• _STATED TASK_: Working from the material below, print the lines from the line holding "Extract all readable text from this page." through its final line, inclusive, exactly and with nothing else; pictures are excluded.

- - - -

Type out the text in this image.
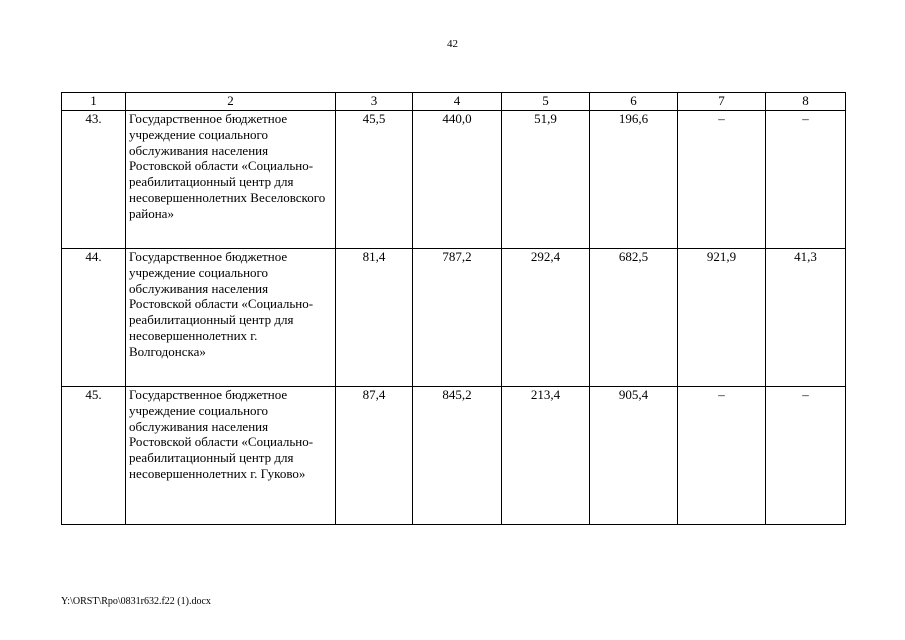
42
1	2	3	4	5	6	7	8
43.	Государственное бюджетное учреждение социального обслуживания населения Ростовской области «Социально-реабилитационный центр для несовершеннолетних Веселовского района»	45,5	440,0	51,9	196,6	–	–
44.	Государственное бюджетное учреждение социального обслуживания населения Ростовской области «Социально-реабилитационный центр для несовершеннолетних г. Волгодонска»	81,4	787,2	292,4	682,5	921,9	41,3
45.	Государственное бюджетное учреждение социального обслуживания населения Ростовской области «Социально-реабилитационный центр для несовершеннолетних г. Гуково»	87,4	845,2	213,4	905,4	–	–
Y:\ORST\Rpo\0831r632.f22 (1).docx
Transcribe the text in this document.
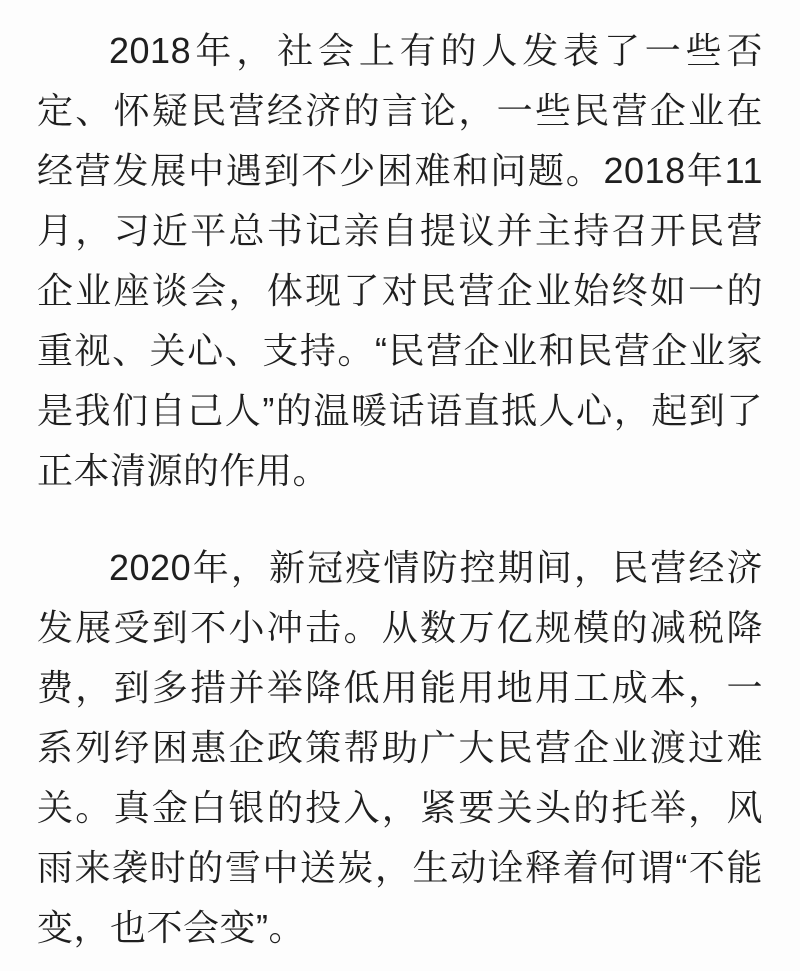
2018年，社会上有的人发表了一些否定、怀疑民营经济的言论，一些民营企业在经营发展中遇到不少困难和问题。2018年11月，习近平总书记亲自提议并主持召开民营企业座谈会，体现了对民营企业始终如一的重视、关心、支持。“民营企业和民营企业家是我们自己人”的温暖话语直抵人心，起到了正本清源的作用。

2020年，新冠疫情防控期间，民营经济发展受到不小冲击。从数万亿规模的减税降费，到多措并举降低用能用地用工成本，一系列纾困惠企政策帮助广大民营企业渡过难关。真金白银的投入，紧要关头的托举，风雨来袭时的雪中送炭，生动诠释着何谓“不能变，也不会变”。
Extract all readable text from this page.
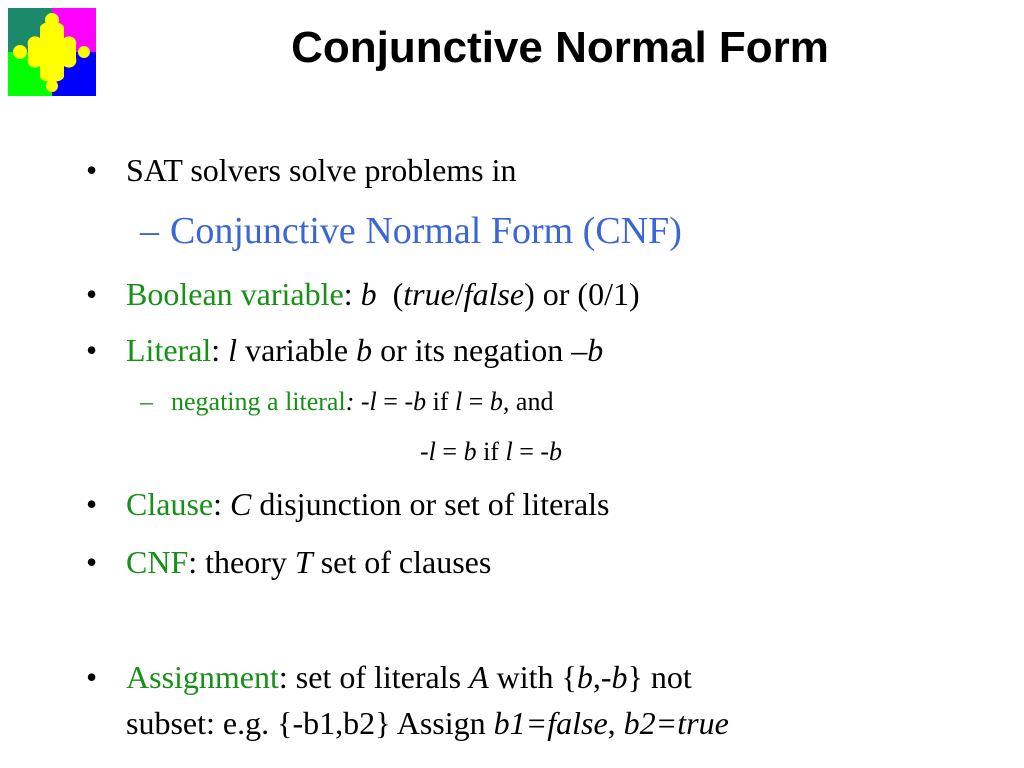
Conjunctive Normal Form
• SAT solvers solve problems in
– Conjunctive Normal Form (CNF)
• Boolean variable: b (true/false) or (0/1)
• Literal: l variable b or its negation –b
– negating a literal: -l = -b if l = b, and
-l = b if l = -b
• Clause: C disjunction or set of literals
• CNF: theory T set of clauses
• Assignment: set of literals A with {b,-b} not
subset: e.g. {-b1,b2} Assign b1=false, b2=true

- - - -

• _RESPONSE FOR THIS EXERCISE_:
Extract all readable text from this page.
Conjunctive Normal Form
• SAT solvers solve problems in
– Conjunctive Normal Form (CNF)
• Boolean variable: b (true/false) or (0/1)
• Literal: l variable b or its negation –b
– negating a literal: -l = -b if l = b, and
-l = b if l = -b
• Clause: C disjunction or set of literals
• CNF: theory T set of clauses
• Assignment: set of literals A with {b,-b} not
subset: e.g. {-b1,b2} Assign b1=false, b2=true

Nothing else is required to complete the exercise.